## Saved entries:
==*==

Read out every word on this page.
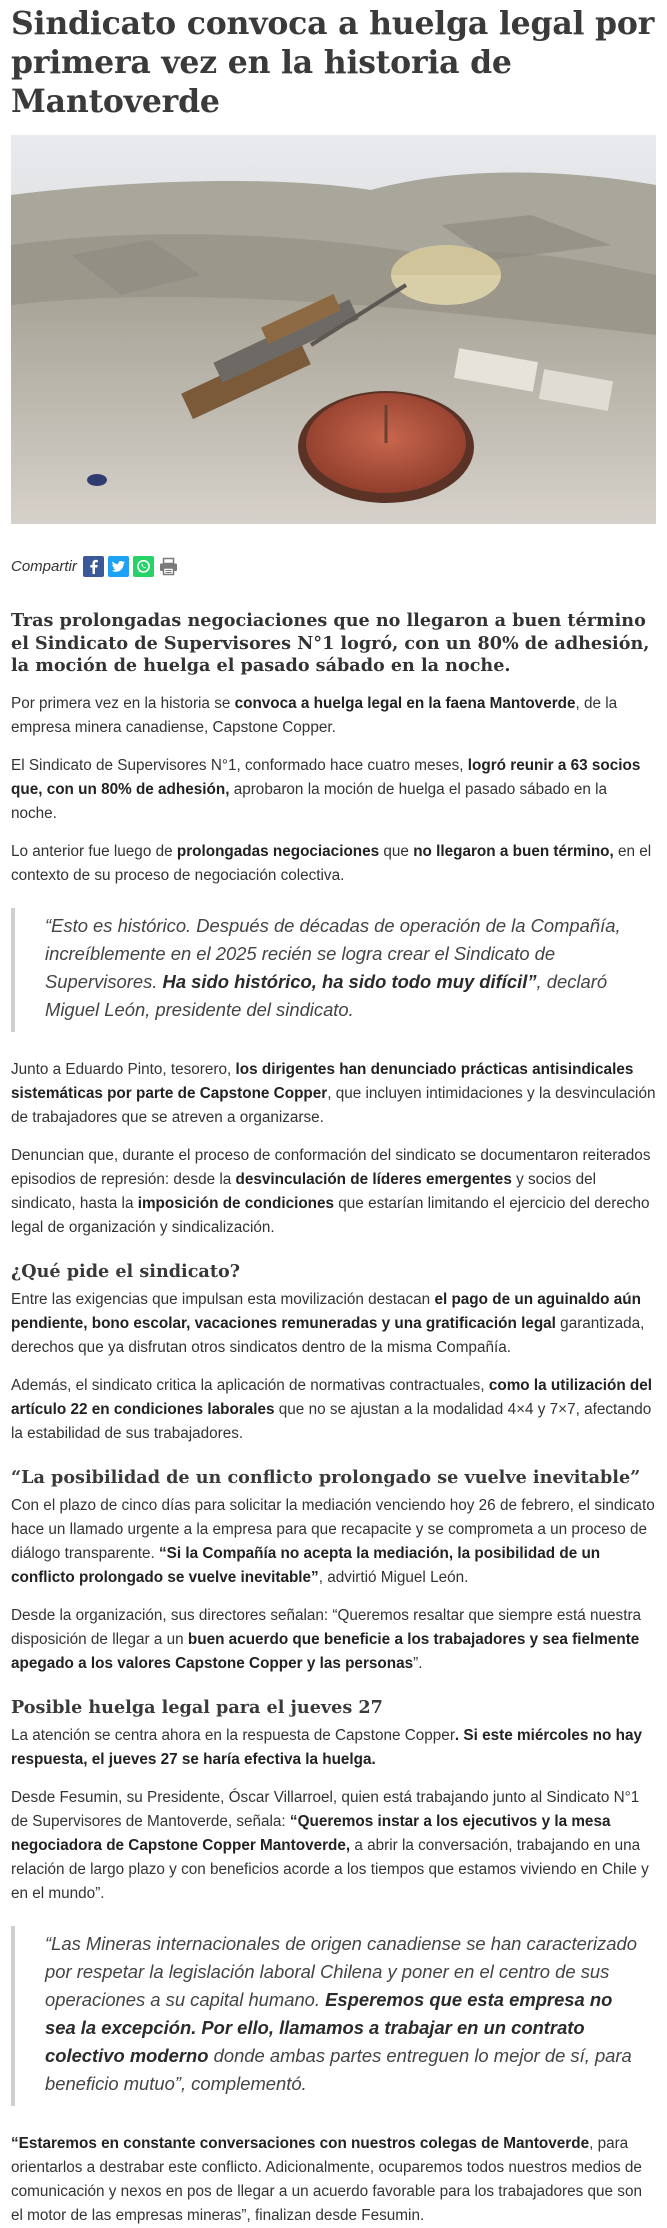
Sindicato convoca a huelga legal por primera vez en la historia de Mantoverde
Compartir

Tras prolongadas negociaciones que no llegaron a buen término el Sindicato de Supervisores N°1 logró, con un 80% de adhesión, la moción de huelga el pasado sábado en la noche.

Por primera vez en la historia se convoca a huelga legal en la faena Mantoverde, de la empresa minera canadiense, Capstone Copper.

El Sindicato de Supervisores N°1, conformado hace cuatro meses, logró reunir a 63 socios que, con un 80% de adhesión, aprobaron la moción de huelga el pasado sábado en la noche.

Lo anterior fue luego de prolongadas negociaciones que no llegaron a buen término, en el contexto de su proceso de negociación colectiva.

“Esto es histórico. Después de décadas de operación de la Compañía, increíblemente en el 2025 recién se logra crear el Sindicato de Supervisores. Ha sido histórico, ha sido todo muy difícil”, declaró Miguel León, presidente del sindicato.

Junto a Eduardo Pinto, tesorero, los dirigentes han denunciado prácticas antisindicales sistemáticas por parte de Capstone Copper, que incluyen intimidaciones y la desvinculación de trabajadores que se atreven a organizarse.

Denuncian que, durante el proceso de conformación del sindicato se documentaron reiterados episodios de represión: desde la desvinculación de líderes emergentes y socios del sindicato, hasta la imposición de condiciones que estarían limitando el ejercicio del derecho legal de organización y sindicalización.

¿Qué pide el sindicato?

Entre las exigencias que impulsan esta movilización destacan el pago de un aguinaldo aún pendiente, bono escolar, vacaciones remuneradas y una gratificación legal garantizada, derechos que ya disfrutan otros sindicatos dentro de la misma Compañía.

Además, el sindicato critica la aplicación de normativas contractuales, como la utilización del artículo 22 en condiciones laborales que no se ajustan a la modalidad 4×4 y 7×7, afectando la estabilidad de sus trabajadores.

“La posibilidad de un conflicto prolongado se vuelve inevitable”

Con el plazo de cinco días para solicitar la mediación venciendo hoy 26 de febrero, el sindicato hace un llamado urgente a la empresa para que recapacite y se comprometa a un proceso de diálogo transparente. “Si la Compañía no acepta la mediación, la posibilidad de un conflicto prolongado se vuelve inevitable”, advirtió Miguel León.

Desde la organización, sus directores señalan: “Queremos resaltar que siempre está nuestra disposición de llegar a un buen acuerdo que beneficie a los trabajadores y sea fielmente apegado a los valores Capstone Copper y las personas”.

Posible huelga legal para el jueves 27

La atención se centra ahora en la respuesta de Capstone Copper. Si este miércoles no hay respuesta, el jueves 27 se haría efectiva la huelga.

Desde Fesumin, su Presidente, Óscar Villarroel, quien está trabajando junto al Sindicato N°1 de Supervisores de Mantoverde, señala: “Queremos instar a los ejecutivos y la mesa negociadora de Capstone Copper Mantoverde, a abrir la conversación, trabajando en una relación de largo plazo y con beneficios acorde a los tiempos que estamos viviendo en Chile y en el mundo”.

“Las Mineras internacionales de origen canadiense se han caracterizado por respetar la legislación laboral Chilena y poner en el centro de sus operaciones a su capital humano. Esperemos que esta empresa no sea la excepción. Por ello, llamamos a trabajar en un contrato colectivo moderno donde ambas partes entreguen lo mejor de sí, para beneficio mutuo”, complementó.

“Estaremos en constante conversaciones con nuestros colegas de Mantoverde, para orientarlos a destrabar este conflicto. Adicionalmente, ocuparemos todos nuestros medios de comunicación y nexos en pos de llegar a un acuerdo favorable para los trabajadores que son el motor de las empresas mineras”, finalizan desde Fesumin.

==*==

Write down every line of the data above that includes the string "desvinculación".

## Exercise result:
Junto a Eduardo Pinto, tesorero, los dirigentes han denunciado prácticas antisindicales sistemáticas por parte de Capstone Copper, que incluyen intimidaciones y la desvinculación de trabajadores que se atreven a organizarse.
Denuncian que, durante el proceso de conformación del sindicato se documentaron reiterados episodios de represión: desde la desvinculación de líderes emergentes y socios del sindicato, hasta la imposición de condiciones que estarían limitando el ejercicio del derecho legal de organización y sindicalización.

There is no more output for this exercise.